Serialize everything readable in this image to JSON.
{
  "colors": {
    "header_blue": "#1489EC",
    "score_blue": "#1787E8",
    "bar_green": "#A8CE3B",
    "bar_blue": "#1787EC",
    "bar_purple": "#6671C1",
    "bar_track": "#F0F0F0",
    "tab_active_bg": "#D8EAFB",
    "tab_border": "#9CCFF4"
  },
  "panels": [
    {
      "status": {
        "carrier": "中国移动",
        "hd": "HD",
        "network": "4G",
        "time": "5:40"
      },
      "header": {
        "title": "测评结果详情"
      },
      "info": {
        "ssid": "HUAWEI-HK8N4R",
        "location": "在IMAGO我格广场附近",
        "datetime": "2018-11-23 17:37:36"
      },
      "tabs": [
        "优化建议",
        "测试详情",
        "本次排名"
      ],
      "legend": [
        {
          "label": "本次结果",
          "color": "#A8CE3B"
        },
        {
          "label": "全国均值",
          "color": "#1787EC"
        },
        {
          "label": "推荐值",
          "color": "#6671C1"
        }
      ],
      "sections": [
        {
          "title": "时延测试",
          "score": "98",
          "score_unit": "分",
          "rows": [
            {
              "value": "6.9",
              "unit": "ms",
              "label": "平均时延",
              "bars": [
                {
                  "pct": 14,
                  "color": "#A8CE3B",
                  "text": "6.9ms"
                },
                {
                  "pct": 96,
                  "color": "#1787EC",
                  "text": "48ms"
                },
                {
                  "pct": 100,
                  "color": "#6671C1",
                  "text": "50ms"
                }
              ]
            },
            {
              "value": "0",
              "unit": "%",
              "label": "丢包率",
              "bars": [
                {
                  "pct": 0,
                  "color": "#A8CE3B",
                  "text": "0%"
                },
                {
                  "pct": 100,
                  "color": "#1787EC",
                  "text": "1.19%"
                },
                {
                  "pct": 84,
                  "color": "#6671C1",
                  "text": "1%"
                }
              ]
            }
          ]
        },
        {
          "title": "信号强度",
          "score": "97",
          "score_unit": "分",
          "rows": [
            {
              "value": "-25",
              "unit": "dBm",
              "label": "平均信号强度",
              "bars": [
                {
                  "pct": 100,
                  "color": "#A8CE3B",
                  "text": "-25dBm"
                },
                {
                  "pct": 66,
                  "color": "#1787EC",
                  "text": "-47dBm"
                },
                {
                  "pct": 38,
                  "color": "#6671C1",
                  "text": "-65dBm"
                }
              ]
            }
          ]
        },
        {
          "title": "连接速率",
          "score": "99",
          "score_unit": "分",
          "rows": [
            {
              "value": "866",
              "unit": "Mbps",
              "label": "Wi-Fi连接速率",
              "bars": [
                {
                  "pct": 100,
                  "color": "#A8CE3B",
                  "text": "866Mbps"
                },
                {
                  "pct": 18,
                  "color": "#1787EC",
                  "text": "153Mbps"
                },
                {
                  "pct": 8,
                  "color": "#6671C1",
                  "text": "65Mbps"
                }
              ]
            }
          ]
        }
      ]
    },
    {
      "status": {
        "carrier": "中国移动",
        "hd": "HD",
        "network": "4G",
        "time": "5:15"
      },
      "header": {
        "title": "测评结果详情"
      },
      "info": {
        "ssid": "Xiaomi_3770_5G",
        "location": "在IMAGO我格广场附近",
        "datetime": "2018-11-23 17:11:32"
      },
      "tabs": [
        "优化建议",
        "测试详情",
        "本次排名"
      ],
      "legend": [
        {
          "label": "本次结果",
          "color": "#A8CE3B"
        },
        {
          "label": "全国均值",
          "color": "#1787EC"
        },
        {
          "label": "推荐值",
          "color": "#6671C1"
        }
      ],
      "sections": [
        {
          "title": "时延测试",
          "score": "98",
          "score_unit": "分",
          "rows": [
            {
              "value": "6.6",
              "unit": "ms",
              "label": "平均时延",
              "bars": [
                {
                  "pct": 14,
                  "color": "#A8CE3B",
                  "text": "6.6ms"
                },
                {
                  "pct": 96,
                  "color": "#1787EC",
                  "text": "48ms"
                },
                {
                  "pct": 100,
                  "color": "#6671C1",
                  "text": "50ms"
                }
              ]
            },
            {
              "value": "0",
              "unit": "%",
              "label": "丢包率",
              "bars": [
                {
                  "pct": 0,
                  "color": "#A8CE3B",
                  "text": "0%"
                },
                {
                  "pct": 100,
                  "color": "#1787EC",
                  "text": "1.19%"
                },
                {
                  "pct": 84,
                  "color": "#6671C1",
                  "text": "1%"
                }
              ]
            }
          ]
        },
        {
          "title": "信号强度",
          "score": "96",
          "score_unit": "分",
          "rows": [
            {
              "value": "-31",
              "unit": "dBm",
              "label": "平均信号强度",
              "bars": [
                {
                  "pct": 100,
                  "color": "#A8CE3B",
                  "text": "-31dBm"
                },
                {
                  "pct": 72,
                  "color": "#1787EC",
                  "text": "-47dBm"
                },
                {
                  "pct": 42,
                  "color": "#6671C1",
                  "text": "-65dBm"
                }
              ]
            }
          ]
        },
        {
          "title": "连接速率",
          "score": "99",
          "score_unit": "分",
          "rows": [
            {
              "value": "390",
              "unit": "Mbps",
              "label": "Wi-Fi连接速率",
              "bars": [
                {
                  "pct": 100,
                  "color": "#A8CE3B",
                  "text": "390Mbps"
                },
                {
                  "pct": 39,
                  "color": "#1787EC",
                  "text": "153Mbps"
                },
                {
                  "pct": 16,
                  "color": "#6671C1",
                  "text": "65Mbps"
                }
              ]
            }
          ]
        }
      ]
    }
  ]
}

* _TASK TO CARRY OUT_
Every entry needs to be retyped exactly.

* _ANSWER TO THIS PROBLEM_
Serialize everything readable in this image to JSON.
{
  "colors": {
    "header_blue": "#1489EC",
    "score_blue": "#1787E8",
    "bar_green": "#A8CE3B",
    "bar_blue": "#1787EC",
    "bar_purple": "#6671C1",
    "bar_track": "#F0F0F0",
    "tab_active_bg": "#D8EAFB",
    "tab_border": "#9CCFF4"
  },
  "panels": [
    {
      "status": {
        "carrier": "中国移动",
        "hd": "HD",
        "network": "4G",
        "time": "5:40"
      },
      "header": {
        "title": "测评结果详情"
      },
      "info": {
        "ssid": "HUAWEI-HK8N4R",
        "location": "在IMAGO我格广场附近",
        "datetime": "2018-11-23 17:37:36"
      },
      "tabs": [
        "优化建议",
        "测试详情",
        "本次排名"
      ],
      "legend": [
        {
          "label": "本次结果",
          "color": "#A8CE3B"
        },
        {
          "label": "全国均值",
          "color": "#1787EC"
        },
        {
          "label": "推荐值",
          "color": "#6671C1"
        }
      ],
      "sections": [
        {
          "title": "时延测试",
          "score": "98",
          "score_unit": "分",
          "rows": [
            {
              "value": "6.9",
              "unit": "ms",
              "label": "平均时延",
              "bars": [
                {
                  "pct": 14,
                  "color": "#A8CE3B",
                  "text": "6.9ms"
                },
                {
                  "pct": 96,
                  "color": "#1787EC",
                  "text": "48ms"
                },
                {
                  "pct": 100,
                  "color": "#6671C1",
                  "text": "50ms"
                }
              ]
            },
            {
              "value": "0",
              "unit": "%",
              "label": "丢包率",
              "bars": [
                {
                  "pct": 0,
                  "color": "#A8CE3B",
                  "text": "0%"
                },
                {
                  "pct": 100,
                  "color": "#1787EC",
                  "text": "1.19%"
                },
                {
                  "pct": 84,
                  "color": "#6671C1",
                  "text": "1%"
                }
              ]
            }
          ]
        },
        {
          "title": "信号强度",
          "score": "97",
          "score_unit": "分",
          "rows": [
            {
              "value": "-25",
              "unit": "dBm",
              "label": "平均信号强度",
              "bars": [
                {
                  "pct": 100,
                  "color": "#A8CE3B",
                  "text": "-25dBm"
                },
                {
                  "pct": 66,
                  "color": "#1787EC",
                  "text": "-47dBm"
                },
                {
                  "pct": 38,
                  "color": "#6671C1",
                  "text": "-65dBm"
                }
              ]
            }
          ]
        },
        {
          "title": "连接速率",
          "score": "99",
          "score_unit": "分",
          "rows": [
            {
              "value": "866",
              "unit": "Mbps",
              "label": "Wi-Fi连接速率",
              "bars": [
                {
                  "pct": 100,
                  "color": "#A8CE3B",
                  "text": "866Mbps"
                },
                {
                  "pct": 18,
                  "color": "#1787EC",
                  "text": "153Mbps"
                },
                {
                  "pct": 8,
                  "color": "#6671C1",
                  "text": "65Mbps"
                }
              ]
            }
          ]
        }
      ]
    },
    {
      "status": {
        "carrier": "中国移动",
        "hd": "HD",
        "network": "4G",
        "time": "5:15"
      },
      "header": {
        "title": "测评结果详情"
      },
      "info": {
        "ssid": "Xiaomi_3770_5G",
        "location": "在IMAGO我格广场附近",
        "datetime": "2018-11-23 17:11:32"
      },
      "tabs": [
        "优化建议",
        "测试详情",
        "本次排名"
      ],
      "legend": [
        {
          "label": "本次结果",
          "color": "#A8CE3B"
        },
        {
          "label": "全国均值",
          "color": "#1787EC"
        },
        {
          "label": "推荐值",
          "color": "#6671C1"
        }
      ],
      "sections": [
        {
          "title": "时延测试",
          "score": "98",
          "score_unit": "分",
          "rows": [
            {
              "value": "6.6",
              "unit": "ms",
              "label": "平均时延",
              "bars": [
                {
                  "pct": 14,
                  "color": "#A8CE3B",
                  "text": "6.6ms"
                },
                {
                  "pct": 96,
                  "color": "#1787EC",
                  "text": "48ms"
                },
                {
                  "pct": 100,
                  "color": "#6671C1",
                  "text": "50ms"
                }
              ]
            },
            {
              "value": "0",
              "unit": "%",
              "label": "丢包率",
              "bars": [
                {
                  "pct": 0,
                  "color": "#A8CE3B",
                  "text": "0%"
                },
                {
                  "pct": 100,
                  "color": "#1787EC",
                  "text": "1.19%"
                },
                {
                  "pct": 84,
                  "color": "#6671C1",
                  "text": "1%"
                }
              ]
            }
          ]
        },
        {
          "title": "信号强度",
          "score": "96",
          "score_unit": "分",
          "rows": [
            {
              "value": "-31",
              "unit": "dBm",
              "label": "平均信号强度",
              "bars": [
                {
                  "pct": 100,
                  "color": "#A8CE3B",
                  "text": "-31dBm"
                },
                {
                  "pct": 72,
                  "color": "#1787EC",
                  "text": "-47dBm"
                },
                {
                  "pct": 42,
                  "color": "#6671C1",
                  "text": "-65dBm"
                }
              ]
            }
          ]
        },
        {
          "title": "连接速率",
          "score": "99",
          "score_unit": "分",
          "rows": [
            {
              "value": "390",
              "unit": "Mbps",
              "label": "Wi-Fi连接速率",
              "bars": [
                {
                  "pct": 100,
                  "color": "#A8CE3B",
                  "text": "390Mbps"
                },
                {
                  "pct": 39,
                  "color": "#1787EC",
                  "text": "153Mbps"
                },
                {
                  "pct": 16,
                  "color": "#6671C1",
                  "text": "65Mbps"
                }
              ]
            }
          ]
        }
      ]
    }
  ]
}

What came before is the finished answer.